### WHAT THE EXERCISE ASKS
Check each line of the data for "were" and select those that have it.

### DATA ROWS
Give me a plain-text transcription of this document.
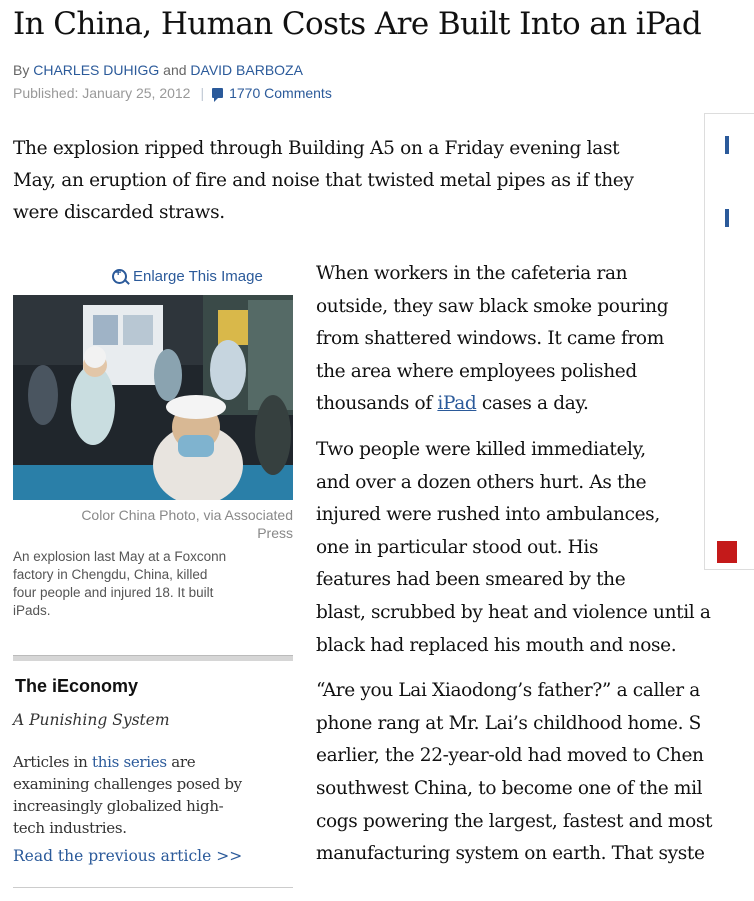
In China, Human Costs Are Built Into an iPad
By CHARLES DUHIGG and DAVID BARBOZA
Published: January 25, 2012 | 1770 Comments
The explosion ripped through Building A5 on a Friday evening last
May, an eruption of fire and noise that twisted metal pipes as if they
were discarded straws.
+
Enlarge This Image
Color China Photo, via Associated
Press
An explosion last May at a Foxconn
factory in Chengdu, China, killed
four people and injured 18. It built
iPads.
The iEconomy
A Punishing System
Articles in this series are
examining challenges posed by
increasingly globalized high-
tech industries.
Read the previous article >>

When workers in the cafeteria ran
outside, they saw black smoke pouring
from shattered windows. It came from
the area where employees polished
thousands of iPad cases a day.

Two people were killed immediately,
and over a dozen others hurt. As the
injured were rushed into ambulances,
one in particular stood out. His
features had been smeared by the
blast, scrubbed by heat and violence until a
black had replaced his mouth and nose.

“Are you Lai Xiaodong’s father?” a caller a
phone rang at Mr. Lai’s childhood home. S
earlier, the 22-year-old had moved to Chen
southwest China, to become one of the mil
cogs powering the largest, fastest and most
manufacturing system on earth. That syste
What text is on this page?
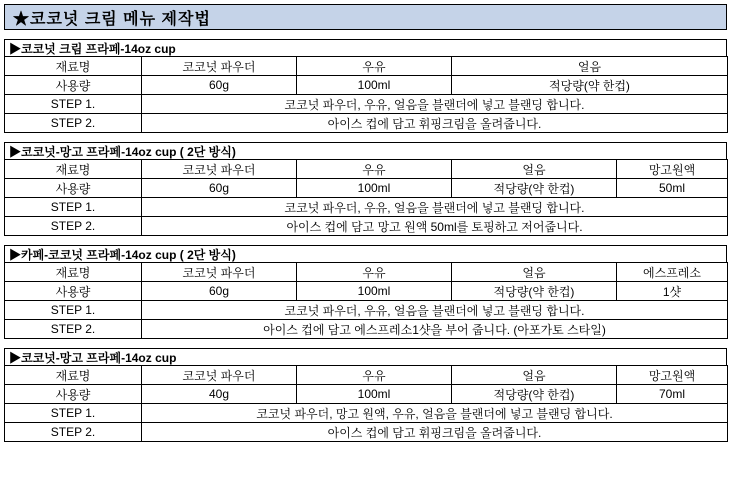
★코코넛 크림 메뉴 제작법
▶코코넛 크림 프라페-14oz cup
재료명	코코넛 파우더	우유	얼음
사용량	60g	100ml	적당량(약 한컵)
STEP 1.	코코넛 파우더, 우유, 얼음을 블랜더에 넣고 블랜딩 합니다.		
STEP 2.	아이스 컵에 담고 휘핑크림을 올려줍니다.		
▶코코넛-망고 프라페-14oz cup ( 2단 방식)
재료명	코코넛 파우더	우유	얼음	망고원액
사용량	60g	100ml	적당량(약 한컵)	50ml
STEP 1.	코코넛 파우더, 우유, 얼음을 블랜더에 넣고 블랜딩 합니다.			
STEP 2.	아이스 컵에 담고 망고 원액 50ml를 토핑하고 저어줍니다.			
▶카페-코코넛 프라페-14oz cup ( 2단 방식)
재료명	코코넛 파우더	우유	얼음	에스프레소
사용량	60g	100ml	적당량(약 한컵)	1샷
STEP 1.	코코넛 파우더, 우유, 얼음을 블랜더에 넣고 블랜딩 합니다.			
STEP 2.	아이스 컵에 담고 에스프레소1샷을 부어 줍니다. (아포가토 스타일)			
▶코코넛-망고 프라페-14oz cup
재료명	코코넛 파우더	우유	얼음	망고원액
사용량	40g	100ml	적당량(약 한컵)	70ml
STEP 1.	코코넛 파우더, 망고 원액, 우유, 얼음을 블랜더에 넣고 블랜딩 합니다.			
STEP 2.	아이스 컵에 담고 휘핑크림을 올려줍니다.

### EXPECTED ANSWER
were discarded straws.
Two people were killed immediately,
injured were rushed into ambulances,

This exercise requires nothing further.